[v2] bpf: Allocate bpf_event_entry with node info

[PATCH v2] bpf: Allocate bpf_event_entry with node info

Posted by Namhyung Kim 1 year, 8 months ago

It was reported that accessing perf_event map entry caused pretty high
LLC misses in get_map_perf_counter().  As reading perf_event is allowed
for the local CPU only, I think we can use the target CPU of the event
as hint for the allocation like in perf_event_alloc() so that the event
and the entry can be in the same node at least.

Reported-by: Aleksei Shchekotikhin <alekseis@google.com>
Reported-by: Nilay Vaish <nilayvaish@google.com>
Signed-off-by: Namhyung Kim <namhyung@kernel.org>
---
v2) fix build errors

 kernel/bpf/arraymap.c | 11 +++++++++--
 1 file changed, 9 insertions(+), 2 deletions(-)

diff --git a/kernel/bpf/arraymap.c b/kernel/bpf/arraymap.c
index feabc0193852..067f7cf27042 100644
--- a/kernel/bpf/arraymap.c
+++ b/kernel/bpf/arraymap.c
@@ -1194,10 +1194,17 @@ static struct bpf_event_entry *bpf_event_entry_gen(struct file *perf_file,
 						   struct file *map_file)
 {
 	struct bpf_event_entry *ee;
+	struct perf_event *event = perf_file->private_data;
+	int node = -1;
 
-	ee = kzalloc(sizeof(*ee), GFP_KERNEL);
+#ifdef CONFIG_PERF_EVENTS
+	if (event->cpu >= 0)
+		node = cpu_to_node(event->cpu);
+#endif
+
+	ee = kzalloc_node(sizeof(*ee), GFP_KERNEL, node);
 	if (ee) {
-		ee->event = perf_file->private_data;
+		ee->event = event;
 		ee->perf_file = perf_file;
 		ee->map_file = map_file;
 	}
-- 
2.45.1.288.g0e0cd299f1-goog

Re: [PATCH v2] bpf: Allocate bpf_event_entry with node info

Posted by Jiri Olsa 1 year, 8 months ago

On Tue, May 28, 2024 at 11:53:11PM -0700, Namhyung Kim wrote:
> It was reported that accessing perf_event map entry caused pretty high
> LLC misses in get_map_perf_counter().  As reading perf_event is allowed
> for the local CPU only, I think we can use the target CPU of the event
> as hint for the allocation like in perf_event_alloc() so that the event
> and the entry can be in the same node at least.

looks good, is there any profile to prove the gain?

■ ■ ■ ■ ■ ■ ■

◆ Required tasks:
1. Answer these about the bpf patch thread, one line each:
(a) In which function were the high LLC misses reported?
(b) What does the v2 note say was changed?
(c) What does Jiri Olsa ask about the patch?
2. Please list every person named in the bpf patch thread.
3. Write what comes next in the bpf patch thread, picking up after Jiri Olsa's question.

◆ Dataset extract:
■ ■ ■ ■ ■ ■ ■

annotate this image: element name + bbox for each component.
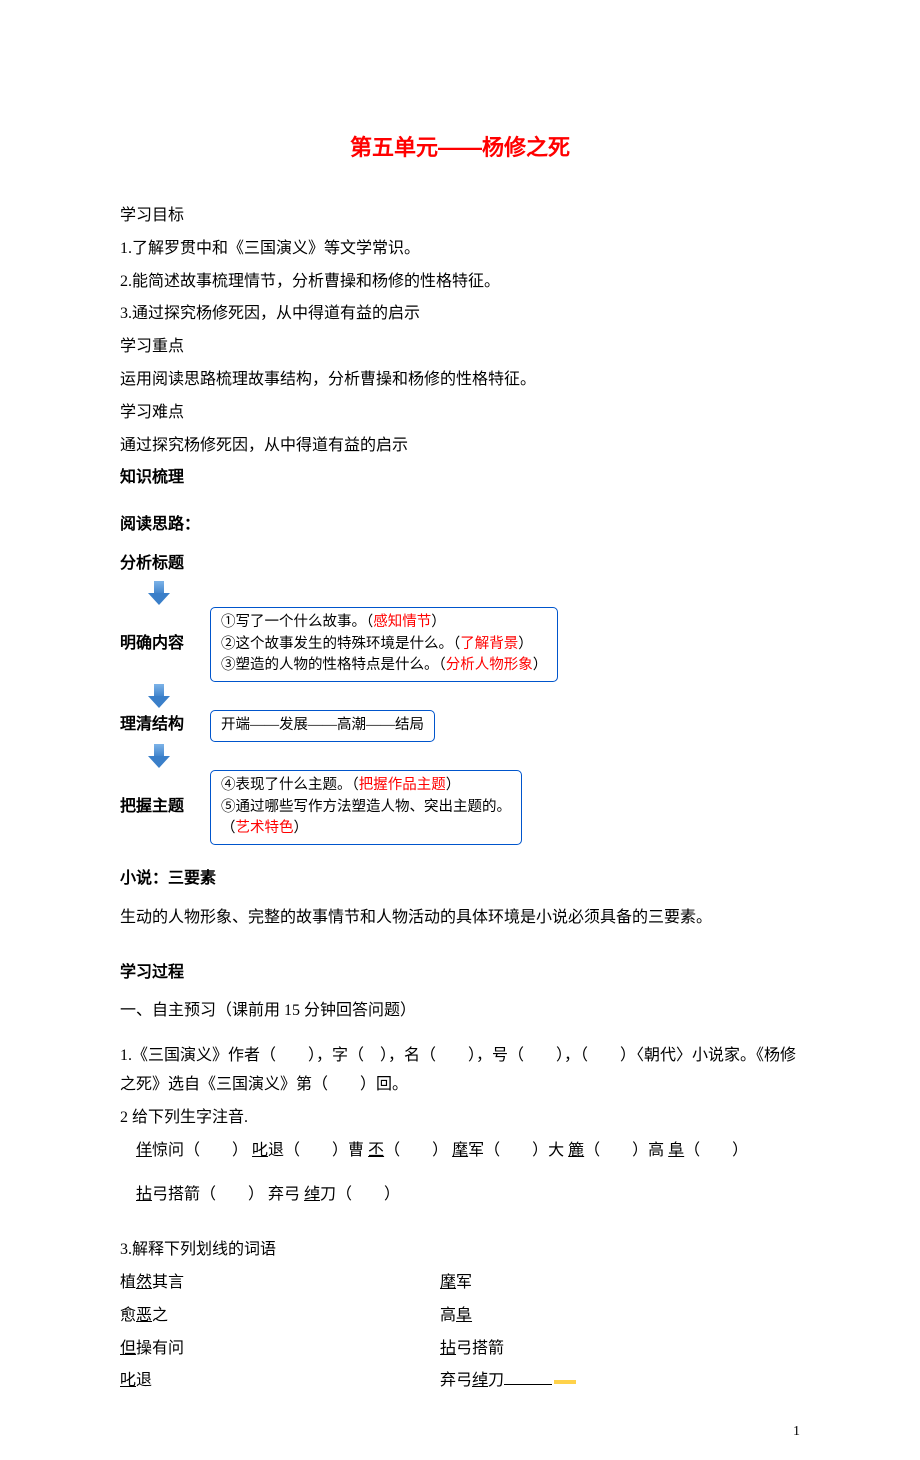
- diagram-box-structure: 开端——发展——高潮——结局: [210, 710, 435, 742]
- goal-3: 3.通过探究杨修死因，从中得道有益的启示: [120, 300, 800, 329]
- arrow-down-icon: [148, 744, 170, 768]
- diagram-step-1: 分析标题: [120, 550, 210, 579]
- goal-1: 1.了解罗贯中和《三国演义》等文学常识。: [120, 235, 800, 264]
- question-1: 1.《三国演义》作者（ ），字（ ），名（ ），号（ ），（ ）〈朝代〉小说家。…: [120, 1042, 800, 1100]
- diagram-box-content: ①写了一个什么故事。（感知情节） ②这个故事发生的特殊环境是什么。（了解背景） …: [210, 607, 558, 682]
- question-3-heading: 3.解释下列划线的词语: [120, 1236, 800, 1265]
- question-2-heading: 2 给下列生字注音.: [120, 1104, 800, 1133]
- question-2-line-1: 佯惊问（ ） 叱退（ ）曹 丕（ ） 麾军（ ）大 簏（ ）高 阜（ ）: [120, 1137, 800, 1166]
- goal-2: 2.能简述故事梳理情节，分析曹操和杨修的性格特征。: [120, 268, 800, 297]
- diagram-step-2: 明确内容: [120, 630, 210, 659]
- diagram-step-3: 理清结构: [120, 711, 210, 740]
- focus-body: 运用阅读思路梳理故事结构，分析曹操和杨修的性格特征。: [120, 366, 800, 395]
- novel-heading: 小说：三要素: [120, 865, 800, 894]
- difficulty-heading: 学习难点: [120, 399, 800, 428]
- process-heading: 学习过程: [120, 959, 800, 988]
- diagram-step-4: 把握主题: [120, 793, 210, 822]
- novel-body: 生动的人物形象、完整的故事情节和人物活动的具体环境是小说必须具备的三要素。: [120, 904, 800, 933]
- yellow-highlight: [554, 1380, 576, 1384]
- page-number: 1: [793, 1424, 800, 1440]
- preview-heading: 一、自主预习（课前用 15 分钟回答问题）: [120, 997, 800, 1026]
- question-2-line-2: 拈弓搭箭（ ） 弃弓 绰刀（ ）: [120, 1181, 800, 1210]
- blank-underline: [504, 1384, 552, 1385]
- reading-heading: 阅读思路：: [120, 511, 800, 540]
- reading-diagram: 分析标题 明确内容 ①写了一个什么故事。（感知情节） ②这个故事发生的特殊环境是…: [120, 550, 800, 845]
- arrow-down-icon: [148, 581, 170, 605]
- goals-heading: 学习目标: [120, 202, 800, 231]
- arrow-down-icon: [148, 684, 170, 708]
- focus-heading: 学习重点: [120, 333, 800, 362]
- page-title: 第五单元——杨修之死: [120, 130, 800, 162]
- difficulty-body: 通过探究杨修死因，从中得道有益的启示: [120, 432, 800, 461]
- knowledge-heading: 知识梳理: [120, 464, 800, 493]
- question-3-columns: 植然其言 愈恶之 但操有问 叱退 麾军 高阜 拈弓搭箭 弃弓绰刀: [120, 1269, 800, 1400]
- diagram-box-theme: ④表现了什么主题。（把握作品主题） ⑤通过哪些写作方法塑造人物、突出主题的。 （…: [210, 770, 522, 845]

■ ■ ■ ■ ■ ■ ■

◆ Final answers:
1.
(a) get_map_perf_counter()
(b) It fixes build errors.
(c) Whether there is any profile to prove the gain.

2. Namhyung Kim, Aleksei Shchekotikhin, Nilay Vaish, Jiri Olsa

3.
jirka

> 
> Reported-by: Aleksei Shchekotikhin <alekseis@google.com>
> Reported-by: Nilay Vaish <nilayvaish@google.com>
> Signed-off-by: Namhyung Kim <namhyung@kernel.org>

> ---
> v2) fix build errors
> 
>  kernel/bpf/arraymap.c | 11 +++++++++--
>  1 file changed, 9 insertions(+), 2 deletions(-)
> 
> diff --git a/kernel/bpf/arraymap.c b/kernel/bpf/arraymap.c
> index feabc0193852..067f7cf27042 100644
> --- a/kernel/bpf/arraymap.c
> +++ b/kernel/bpf/arraymap.c
> @@ -1194,10 +1194,17 @@ static struct bpf_event_entry *bpf_event_entry_gen(struct file *perf_file,
>  						   struct file *map_file)
>  {
>  	struct bpf_event_entry *ee;
> +	struct perf_event *event = perf_file->private_data;
> +	int node = -1;
>  
> -	ee = kzalloc(sizeof(*ee), GFP_KERNEL);
> +#ifdef CONFIG_PERF_EVENTS
> +	if (event->cpu >= 0)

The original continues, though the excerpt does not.